* _Requirement_
Determine how many lines include the string "fill". Output that number only.
begin
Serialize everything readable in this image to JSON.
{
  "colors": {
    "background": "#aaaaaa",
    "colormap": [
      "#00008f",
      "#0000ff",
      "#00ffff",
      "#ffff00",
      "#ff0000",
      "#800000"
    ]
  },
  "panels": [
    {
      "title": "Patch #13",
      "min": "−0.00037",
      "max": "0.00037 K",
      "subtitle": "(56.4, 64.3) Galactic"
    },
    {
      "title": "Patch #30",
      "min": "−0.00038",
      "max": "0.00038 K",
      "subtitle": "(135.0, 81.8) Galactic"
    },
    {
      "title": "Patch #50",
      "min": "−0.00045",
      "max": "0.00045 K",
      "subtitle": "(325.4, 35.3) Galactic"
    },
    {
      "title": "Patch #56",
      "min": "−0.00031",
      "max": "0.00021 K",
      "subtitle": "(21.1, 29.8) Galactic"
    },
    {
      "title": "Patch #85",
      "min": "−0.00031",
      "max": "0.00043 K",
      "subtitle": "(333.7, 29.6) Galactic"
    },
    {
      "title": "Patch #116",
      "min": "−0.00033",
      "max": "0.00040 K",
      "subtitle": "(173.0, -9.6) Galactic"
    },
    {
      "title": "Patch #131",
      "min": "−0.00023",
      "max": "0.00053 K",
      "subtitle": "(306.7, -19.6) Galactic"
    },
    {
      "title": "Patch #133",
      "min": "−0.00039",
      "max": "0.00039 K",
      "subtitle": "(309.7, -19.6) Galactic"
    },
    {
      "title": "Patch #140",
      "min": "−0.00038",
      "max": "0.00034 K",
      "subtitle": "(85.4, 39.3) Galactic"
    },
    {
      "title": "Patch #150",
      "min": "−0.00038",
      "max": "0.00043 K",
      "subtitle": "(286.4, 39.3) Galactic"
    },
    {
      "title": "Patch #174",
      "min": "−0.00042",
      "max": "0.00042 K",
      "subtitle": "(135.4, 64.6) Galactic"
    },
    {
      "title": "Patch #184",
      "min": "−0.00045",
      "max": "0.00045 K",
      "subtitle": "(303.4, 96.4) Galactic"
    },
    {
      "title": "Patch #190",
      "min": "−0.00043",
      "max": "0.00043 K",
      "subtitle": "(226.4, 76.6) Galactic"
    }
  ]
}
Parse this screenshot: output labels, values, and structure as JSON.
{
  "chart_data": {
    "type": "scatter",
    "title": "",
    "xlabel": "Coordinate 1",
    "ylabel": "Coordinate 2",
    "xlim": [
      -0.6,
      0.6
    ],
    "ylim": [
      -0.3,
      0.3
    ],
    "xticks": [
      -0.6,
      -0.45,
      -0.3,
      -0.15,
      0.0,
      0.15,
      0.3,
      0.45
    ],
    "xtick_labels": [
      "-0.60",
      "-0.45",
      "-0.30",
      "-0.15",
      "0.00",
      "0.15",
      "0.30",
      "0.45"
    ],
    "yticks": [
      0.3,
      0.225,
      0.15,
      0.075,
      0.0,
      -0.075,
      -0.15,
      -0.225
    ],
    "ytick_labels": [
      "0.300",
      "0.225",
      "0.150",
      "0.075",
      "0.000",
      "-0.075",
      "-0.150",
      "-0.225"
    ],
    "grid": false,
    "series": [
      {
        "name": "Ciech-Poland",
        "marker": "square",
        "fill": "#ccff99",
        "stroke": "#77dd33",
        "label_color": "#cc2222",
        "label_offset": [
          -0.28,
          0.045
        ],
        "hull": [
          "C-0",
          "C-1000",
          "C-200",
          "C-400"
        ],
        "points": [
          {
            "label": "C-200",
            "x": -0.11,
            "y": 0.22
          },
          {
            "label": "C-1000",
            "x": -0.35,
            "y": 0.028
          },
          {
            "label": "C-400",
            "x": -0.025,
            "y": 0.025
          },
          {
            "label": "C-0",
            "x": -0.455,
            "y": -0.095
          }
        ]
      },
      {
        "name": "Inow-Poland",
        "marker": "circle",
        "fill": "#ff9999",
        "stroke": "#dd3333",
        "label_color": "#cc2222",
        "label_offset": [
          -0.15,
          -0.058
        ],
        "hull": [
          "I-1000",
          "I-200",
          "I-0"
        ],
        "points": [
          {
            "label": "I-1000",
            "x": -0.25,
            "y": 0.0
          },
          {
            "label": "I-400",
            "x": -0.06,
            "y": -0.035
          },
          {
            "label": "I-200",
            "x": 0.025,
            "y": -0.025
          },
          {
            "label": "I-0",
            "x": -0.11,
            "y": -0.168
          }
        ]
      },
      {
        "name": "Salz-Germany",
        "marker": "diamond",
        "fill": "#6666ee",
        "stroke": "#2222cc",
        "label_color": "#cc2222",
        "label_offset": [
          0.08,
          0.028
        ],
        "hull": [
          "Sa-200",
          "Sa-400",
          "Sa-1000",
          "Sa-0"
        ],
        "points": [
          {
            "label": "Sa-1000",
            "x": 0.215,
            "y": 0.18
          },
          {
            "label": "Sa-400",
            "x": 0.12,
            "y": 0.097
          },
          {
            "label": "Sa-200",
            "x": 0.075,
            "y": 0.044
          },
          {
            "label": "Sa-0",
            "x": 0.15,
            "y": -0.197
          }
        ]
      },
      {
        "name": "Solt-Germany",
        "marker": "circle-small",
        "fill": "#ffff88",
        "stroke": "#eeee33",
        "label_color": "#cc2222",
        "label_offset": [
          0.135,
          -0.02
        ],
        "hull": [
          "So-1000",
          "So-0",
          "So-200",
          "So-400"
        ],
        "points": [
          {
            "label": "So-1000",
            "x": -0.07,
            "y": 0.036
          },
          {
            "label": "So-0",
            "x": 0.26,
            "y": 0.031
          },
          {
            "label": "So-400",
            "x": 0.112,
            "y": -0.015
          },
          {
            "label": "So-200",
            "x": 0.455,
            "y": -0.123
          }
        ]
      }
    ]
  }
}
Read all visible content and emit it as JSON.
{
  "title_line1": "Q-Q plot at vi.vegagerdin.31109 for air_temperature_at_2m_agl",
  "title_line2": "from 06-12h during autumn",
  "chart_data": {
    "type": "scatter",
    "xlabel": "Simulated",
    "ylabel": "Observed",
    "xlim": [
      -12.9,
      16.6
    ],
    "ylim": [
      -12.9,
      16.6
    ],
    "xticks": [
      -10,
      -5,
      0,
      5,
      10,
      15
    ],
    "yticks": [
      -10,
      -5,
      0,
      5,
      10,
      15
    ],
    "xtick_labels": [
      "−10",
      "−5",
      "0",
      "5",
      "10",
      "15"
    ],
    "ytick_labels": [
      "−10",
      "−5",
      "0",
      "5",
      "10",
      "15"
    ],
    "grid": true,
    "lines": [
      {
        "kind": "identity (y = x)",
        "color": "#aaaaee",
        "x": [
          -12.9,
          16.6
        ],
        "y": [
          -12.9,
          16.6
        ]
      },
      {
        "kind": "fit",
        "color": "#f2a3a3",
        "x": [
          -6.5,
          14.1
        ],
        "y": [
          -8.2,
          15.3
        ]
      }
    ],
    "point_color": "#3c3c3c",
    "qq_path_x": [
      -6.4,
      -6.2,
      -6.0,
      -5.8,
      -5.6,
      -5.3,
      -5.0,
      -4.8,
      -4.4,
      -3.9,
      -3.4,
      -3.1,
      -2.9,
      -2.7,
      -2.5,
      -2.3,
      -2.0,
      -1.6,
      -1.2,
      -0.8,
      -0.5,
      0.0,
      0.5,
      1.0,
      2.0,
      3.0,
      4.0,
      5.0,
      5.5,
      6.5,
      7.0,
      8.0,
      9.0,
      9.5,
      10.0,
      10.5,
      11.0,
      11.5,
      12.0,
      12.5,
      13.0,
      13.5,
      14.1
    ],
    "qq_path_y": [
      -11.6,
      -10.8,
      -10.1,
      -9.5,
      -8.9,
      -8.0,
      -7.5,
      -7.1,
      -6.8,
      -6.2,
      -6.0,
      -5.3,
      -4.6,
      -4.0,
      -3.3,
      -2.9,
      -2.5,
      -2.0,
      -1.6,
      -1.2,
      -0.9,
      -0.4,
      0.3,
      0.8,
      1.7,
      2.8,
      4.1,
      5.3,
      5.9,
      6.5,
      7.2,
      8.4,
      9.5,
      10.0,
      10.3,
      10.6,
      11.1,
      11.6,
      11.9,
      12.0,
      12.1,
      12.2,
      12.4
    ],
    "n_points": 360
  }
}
end
* _Answer for the task_
4